(Written instruction a):
In the passage on construct validity, which construct reached both the minimum average variance extracted and the minimum composite reliability?

(Document section):
——————————

Although all the standardized regression weights of the measurement model should be all greater than 0.7 to guarantee the reliability of the individual index, all the regression weights are significant, with the p-value of 0.05, except for TRAIN_EXP in the construct Internal R&D - Absorptive Capacity. However, we decided to keep it to a minimum of three proxies for each construct. The only constructs that presented the minimum level of average variance extracted - AVE, that should be 0.5, and of composite reliability - CR, that should be 0.7, is Innovation Performance. All the others are below these levels. However, some authors consider that the AVE is a very conservative criterion for convergent validity and the researcher may decide that the construct has convergent validity even with more than 50% of the variance explained by error (MALHOTRA; DASH, 2011). Considering this, Future Financial Performance is almost acceptable and we decided not to change the other constructs to keep three variables in each one.

The discriminant validity check is successful in discriminating the constructs between each other, as the construct's AVE are much higher than all the squared estimated correlations between the constructs. For nomological validity, we expected to have significant but low covariances between constructs. Covariances are significant for p<0.05 and low between Internal R&D - Absorptive Capacity and Current Financial Performance (0.045), between Internal R&D - Absorptive Capacity and Innovation Performance (0.134) and between Innovation Performance and Current Financial Performance (0.047). The covariances between Future Financial Performance and the other three constructs are not significant. This may indicate a specific problem with the construct Future Financial Performance's nomological validity. However, the CFA validates the construct, which presents acceptable discriminant and convergent validity. In addition, the results of SEM with this construct present a significant relationship between this construct and the construct Innovation Performance, as shown below. For these reasons, we decided to move forward without additional changes in the measurement model.

——————————

(Entries):
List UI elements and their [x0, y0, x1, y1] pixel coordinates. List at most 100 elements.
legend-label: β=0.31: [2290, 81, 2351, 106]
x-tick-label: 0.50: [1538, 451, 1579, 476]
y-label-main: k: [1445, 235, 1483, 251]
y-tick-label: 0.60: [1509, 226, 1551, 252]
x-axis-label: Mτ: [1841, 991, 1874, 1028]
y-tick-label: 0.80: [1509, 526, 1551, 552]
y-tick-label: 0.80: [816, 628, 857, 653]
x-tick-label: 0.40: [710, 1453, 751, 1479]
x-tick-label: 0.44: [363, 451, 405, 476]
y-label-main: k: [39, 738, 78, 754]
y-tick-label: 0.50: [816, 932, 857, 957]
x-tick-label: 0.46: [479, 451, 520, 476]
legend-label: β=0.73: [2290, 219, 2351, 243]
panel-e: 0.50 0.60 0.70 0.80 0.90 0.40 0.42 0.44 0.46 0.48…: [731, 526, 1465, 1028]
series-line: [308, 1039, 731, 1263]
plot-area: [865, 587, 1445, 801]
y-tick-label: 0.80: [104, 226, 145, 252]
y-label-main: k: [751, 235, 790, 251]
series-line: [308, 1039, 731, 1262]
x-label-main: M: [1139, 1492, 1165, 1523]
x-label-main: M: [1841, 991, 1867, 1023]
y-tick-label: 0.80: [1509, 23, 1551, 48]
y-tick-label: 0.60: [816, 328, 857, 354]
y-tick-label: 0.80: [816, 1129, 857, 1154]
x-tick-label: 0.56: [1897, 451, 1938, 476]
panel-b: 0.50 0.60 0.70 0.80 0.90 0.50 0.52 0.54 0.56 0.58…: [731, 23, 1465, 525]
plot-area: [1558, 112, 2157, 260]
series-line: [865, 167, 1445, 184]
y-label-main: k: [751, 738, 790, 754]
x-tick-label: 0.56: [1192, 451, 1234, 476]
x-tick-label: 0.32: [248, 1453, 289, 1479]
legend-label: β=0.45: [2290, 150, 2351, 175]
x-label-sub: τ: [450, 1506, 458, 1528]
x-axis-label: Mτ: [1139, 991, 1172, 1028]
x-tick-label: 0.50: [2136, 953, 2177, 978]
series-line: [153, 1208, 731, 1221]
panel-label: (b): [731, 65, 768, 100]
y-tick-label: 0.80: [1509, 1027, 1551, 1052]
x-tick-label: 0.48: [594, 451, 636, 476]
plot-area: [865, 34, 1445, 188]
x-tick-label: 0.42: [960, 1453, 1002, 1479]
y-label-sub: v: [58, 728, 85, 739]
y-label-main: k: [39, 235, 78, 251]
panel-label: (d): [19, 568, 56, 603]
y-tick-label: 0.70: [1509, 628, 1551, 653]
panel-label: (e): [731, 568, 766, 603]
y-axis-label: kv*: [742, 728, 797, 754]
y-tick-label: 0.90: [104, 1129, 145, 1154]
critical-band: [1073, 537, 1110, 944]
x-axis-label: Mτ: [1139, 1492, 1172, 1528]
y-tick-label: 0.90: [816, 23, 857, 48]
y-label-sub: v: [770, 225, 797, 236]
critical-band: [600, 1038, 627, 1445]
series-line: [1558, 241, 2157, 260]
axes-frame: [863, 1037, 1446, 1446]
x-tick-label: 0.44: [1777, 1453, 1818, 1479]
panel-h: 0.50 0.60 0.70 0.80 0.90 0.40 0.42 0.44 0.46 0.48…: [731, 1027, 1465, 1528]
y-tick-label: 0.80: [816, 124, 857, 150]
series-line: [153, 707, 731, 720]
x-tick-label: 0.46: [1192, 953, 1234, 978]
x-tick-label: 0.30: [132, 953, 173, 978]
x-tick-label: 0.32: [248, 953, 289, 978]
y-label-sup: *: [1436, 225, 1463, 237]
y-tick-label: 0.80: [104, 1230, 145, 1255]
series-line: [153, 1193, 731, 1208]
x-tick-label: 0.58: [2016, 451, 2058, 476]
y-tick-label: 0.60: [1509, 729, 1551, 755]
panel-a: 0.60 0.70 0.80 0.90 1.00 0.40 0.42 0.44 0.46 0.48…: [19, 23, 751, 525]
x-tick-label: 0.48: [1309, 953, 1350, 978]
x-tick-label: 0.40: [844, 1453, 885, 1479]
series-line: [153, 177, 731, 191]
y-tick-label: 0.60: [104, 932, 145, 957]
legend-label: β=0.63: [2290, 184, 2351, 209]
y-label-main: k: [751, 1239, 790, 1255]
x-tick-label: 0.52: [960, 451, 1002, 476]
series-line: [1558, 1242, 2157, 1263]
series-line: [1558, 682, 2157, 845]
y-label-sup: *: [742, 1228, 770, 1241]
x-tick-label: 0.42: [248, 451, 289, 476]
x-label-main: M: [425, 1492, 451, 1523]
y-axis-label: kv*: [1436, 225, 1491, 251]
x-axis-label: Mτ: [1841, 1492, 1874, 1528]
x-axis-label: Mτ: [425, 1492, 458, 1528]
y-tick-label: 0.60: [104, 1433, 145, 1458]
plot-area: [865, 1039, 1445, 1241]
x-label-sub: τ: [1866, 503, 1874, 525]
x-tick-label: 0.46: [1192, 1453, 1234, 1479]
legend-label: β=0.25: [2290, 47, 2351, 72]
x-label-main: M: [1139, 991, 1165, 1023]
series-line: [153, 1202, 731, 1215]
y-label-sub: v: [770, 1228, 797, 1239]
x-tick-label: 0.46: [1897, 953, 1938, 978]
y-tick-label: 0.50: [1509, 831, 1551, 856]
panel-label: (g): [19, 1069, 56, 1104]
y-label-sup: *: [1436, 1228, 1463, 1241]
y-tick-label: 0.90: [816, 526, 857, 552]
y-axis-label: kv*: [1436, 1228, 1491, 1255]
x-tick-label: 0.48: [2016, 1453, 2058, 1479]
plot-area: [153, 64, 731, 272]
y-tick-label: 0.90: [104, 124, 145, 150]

——————————

(Written instruction b):
Alter the entries from the first one through the line holding "series-line: [865, 167, 1445, 184]", inclusive, by replacing "plot-area" with "plotting-region" and leaving everything else as it is. Return only those lines.

(Exercise result a):
Innovation Performance.

(Exercise result b):
List UI elements and their [x0, y0, x1, y1] pixel coordinates. List at most 100 elements.
legend-label: β=0.31: [2290, 81, 2351, 106]
x-tick-label: 0.50: [1538, 451, 1579, 476]
y-label-main: k: [1445, 235, 1483, 251]
y-tick-label: 0.60: [1509, 226, 1551, 252]
x-axis-label: Mτ: [1841, 991, 1874, 1028]
y-tick-label: 0.80: [1509, 526, 1551, 552]
y-tick-label: 0.80: [816, 628, 857, 653]
x-tick-label: 0.40: [710, 1453, 751, 1479]
x-tick-label: 0.44: [363, 451, 405, 476]
y-label-main: k: [39, 738, 78, 754]
y-tick-label: 0.50: [816, 932, 857, 957]
x-tick-label: 0.46: [479, 451, 520, 476]
legend-label: β=0.73: [2290, 219, 2351, 243]
panel-e: 0.50 0.60 0.70 0.80 0.90 0.40 0.42 0.44 0.46 0.48…: [731, 526, 1465, 1028]
series-line: [308, 1039, 731, 1263]
plotting-region: [865, 587, 1445, 801]
y-tick-label: 0.80: [104, 226, 145, 252]
y-label-main: k: [751, 235, 790, 251]
series-line: [308, 1039, 731, 1262]
x-label-main: M: [1139, 1492, 1165, 1523]
x-label-main: M: [1841, 991, 1867, 1023]
y-tick-label: 0.80: [1509, 23, 1551, 48]
y-tick-label: 0.60: [816, 328, 857, 354]
y-tick-label: 0.80: [816, 1129, 857, 1154]
x-tick-label: 0.56: [1897, 451, 1938, 476]
panel-b: 0.50 0.60 0.70 0.80 0.90 0.50 0.52 0.54 0.56 0.58…: [731, 23, 1465, 525]
plotting-region: [1558, 112, 2157, 260]
series-line: [865, 167, 1445, 184]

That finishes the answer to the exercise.